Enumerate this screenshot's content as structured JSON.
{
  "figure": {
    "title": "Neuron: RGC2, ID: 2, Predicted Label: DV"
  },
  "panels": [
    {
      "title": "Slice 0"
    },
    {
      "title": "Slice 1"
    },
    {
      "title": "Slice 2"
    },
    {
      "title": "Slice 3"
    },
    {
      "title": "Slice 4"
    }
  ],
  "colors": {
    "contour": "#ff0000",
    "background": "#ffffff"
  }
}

════════════════

* **Task details**:
Print the whole listing exactly as it is.

* **Solved exercise**:
Enumerate this screenshot's content as structured JSON.
{
  "figure": {
    "title": "Neuron: RGC2, ID: 2, Predicted Label: DV"
  },
  "panels": [
    {
      "title": "Slice 0"
    },
    {
      "title": "Slice 1"
    },
    {
      "title": "Slice 2"
    },
    {
      "title": "Slice 3"
    },
    {
      "title": "Slice 4"
    }
  ],
  "colors": {
    "contour": "#ff0000",
    "background": "#ffffff"
  }
}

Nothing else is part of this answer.